# [WHAT TO DO]
Filter the data below for the string "content" and copy each matching line.

Collected data entries
## BEGIN

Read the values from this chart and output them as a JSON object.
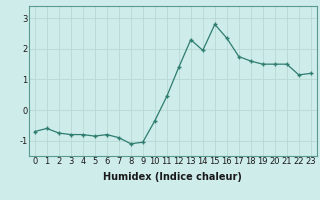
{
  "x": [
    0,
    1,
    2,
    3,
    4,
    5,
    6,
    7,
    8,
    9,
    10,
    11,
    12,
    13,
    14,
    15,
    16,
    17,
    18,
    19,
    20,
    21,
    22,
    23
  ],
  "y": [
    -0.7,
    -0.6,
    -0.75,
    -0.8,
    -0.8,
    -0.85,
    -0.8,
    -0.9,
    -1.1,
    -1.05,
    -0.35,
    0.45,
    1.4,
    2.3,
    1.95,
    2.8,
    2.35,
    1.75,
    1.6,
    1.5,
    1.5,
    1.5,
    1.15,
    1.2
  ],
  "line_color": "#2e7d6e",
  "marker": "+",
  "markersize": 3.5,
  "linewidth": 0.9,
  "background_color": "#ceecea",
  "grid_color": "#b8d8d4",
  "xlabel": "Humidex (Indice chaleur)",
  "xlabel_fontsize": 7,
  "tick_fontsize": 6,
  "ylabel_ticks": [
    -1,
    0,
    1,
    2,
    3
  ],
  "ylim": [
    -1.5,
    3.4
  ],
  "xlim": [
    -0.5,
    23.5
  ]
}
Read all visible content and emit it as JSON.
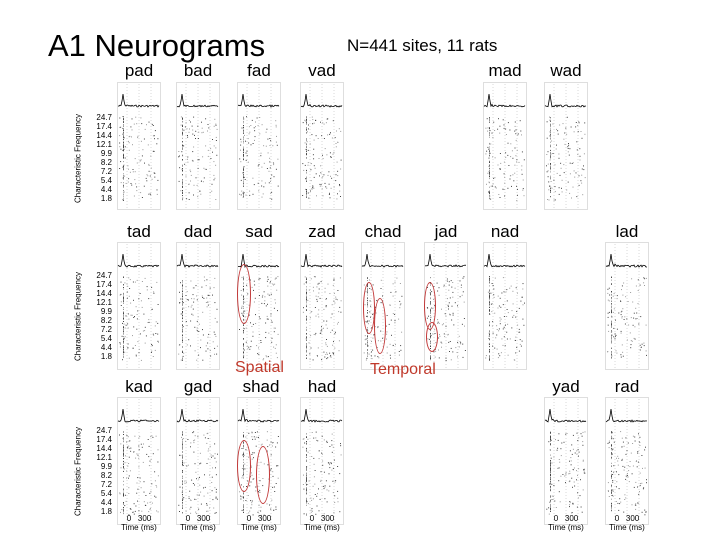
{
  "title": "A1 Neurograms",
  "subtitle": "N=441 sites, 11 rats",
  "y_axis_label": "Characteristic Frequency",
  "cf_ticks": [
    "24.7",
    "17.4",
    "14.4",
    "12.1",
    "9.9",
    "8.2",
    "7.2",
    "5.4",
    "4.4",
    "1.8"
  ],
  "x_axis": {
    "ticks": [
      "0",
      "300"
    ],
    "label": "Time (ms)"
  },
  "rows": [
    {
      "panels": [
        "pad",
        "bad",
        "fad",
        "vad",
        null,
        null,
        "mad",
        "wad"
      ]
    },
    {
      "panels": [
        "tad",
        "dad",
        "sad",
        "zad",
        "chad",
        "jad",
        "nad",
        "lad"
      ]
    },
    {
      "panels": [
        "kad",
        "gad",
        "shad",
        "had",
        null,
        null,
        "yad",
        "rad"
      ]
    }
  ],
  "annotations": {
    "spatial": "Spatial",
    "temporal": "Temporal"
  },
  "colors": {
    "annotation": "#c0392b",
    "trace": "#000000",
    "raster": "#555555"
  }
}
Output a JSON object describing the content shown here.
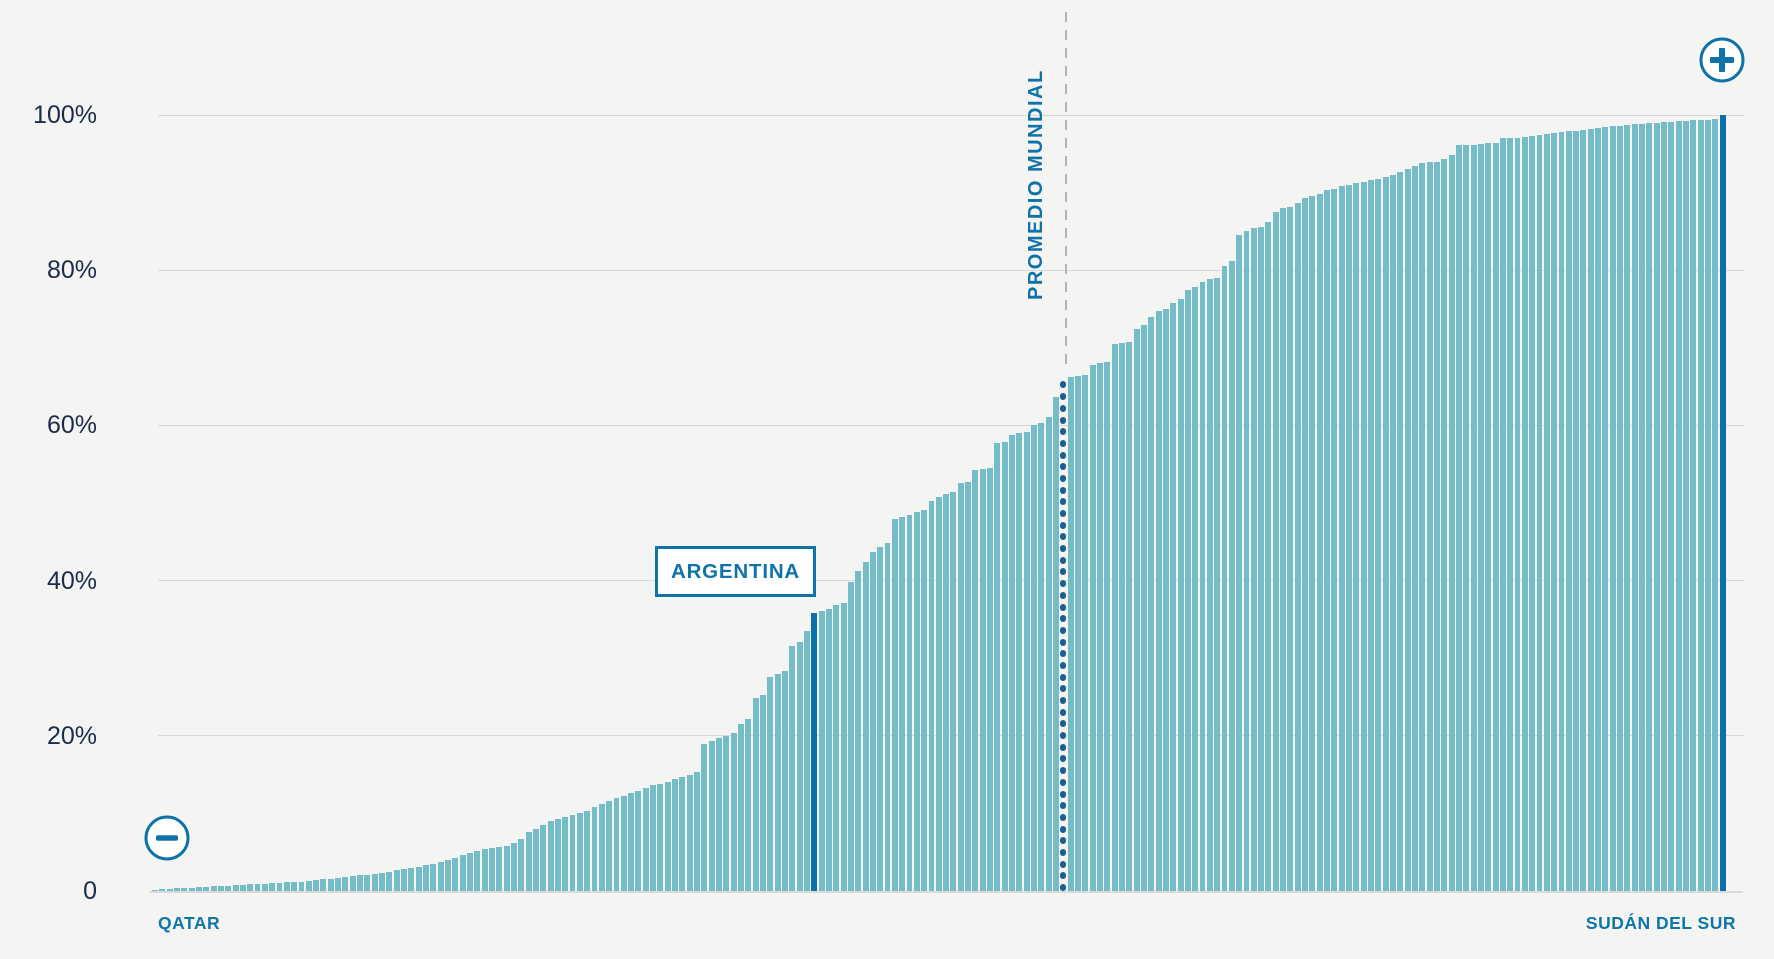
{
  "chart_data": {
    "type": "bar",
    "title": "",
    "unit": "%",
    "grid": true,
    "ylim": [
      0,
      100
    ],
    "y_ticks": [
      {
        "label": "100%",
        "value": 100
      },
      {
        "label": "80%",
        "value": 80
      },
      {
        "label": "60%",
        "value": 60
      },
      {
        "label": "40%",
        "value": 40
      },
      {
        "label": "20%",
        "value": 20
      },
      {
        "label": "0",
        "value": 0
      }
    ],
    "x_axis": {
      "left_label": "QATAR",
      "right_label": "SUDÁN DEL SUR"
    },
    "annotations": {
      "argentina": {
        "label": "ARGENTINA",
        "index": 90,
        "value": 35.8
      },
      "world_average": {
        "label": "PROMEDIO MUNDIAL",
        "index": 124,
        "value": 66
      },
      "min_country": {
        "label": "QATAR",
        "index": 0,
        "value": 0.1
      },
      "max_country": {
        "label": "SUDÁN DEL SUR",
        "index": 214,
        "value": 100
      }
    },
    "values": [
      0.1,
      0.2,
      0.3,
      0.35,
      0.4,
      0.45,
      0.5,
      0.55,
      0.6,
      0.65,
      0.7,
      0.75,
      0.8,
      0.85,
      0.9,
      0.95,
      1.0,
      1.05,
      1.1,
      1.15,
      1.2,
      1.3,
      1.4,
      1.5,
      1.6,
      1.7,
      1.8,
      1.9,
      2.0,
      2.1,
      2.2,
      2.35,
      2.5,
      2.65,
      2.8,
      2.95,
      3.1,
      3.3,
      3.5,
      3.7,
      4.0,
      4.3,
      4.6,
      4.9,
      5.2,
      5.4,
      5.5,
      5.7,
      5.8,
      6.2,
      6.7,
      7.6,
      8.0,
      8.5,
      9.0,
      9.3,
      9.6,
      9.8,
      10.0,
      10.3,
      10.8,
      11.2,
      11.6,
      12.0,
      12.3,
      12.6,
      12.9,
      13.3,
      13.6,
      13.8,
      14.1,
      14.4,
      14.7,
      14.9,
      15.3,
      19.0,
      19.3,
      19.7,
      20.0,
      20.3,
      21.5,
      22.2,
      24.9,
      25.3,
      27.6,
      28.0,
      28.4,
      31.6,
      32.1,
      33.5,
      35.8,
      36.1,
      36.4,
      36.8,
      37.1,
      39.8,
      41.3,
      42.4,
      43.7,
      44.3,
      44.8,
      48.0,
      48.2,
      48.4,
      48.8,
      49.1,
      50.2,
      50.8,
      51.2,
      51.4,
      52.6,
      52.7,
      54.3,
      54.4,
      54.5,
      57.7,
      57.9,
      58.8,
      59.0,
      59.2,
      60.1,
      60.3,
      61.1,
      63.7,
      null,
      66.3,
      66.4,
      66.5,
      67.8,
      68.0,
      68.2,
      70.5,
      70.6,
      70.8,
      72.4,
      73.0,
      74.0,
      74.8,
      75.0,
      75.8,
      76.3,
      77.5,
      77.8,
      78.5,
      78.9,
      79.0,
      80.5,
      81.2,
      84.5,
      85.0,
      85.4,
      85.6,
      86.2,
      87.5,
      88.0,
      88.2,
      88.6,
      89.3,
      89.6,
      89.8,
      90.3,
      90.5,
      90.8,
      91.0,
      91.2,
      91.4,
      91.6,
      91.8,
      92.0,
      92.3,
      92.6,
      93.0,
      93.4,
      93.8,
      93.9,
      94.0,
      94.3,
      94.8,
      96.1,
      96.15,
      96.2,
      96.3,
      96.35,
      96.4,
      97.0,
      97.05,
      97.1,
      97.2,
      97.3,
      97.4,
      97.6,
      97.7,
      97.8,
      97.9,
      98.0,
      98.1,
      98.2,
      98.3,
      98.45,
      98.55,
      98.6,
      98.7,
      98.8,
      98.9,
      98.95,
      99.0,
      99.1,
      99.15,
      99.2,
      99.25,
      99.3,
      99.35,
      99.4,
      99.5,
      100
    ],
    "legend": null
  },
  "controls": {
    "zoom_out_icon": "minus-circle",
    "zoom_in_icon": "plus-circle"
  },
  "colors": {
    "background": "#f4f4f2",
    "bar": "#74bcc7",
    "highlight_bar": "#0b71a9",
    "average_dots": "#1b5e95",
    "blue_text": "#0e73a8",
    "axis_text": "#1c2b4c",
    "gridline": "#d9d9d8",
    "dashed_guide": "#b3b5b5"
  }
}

## END

# [ANSWER TO THIS PROBLEM]
Read all visible content and emit it as JSON.
Output a JSON object describing the content shown here.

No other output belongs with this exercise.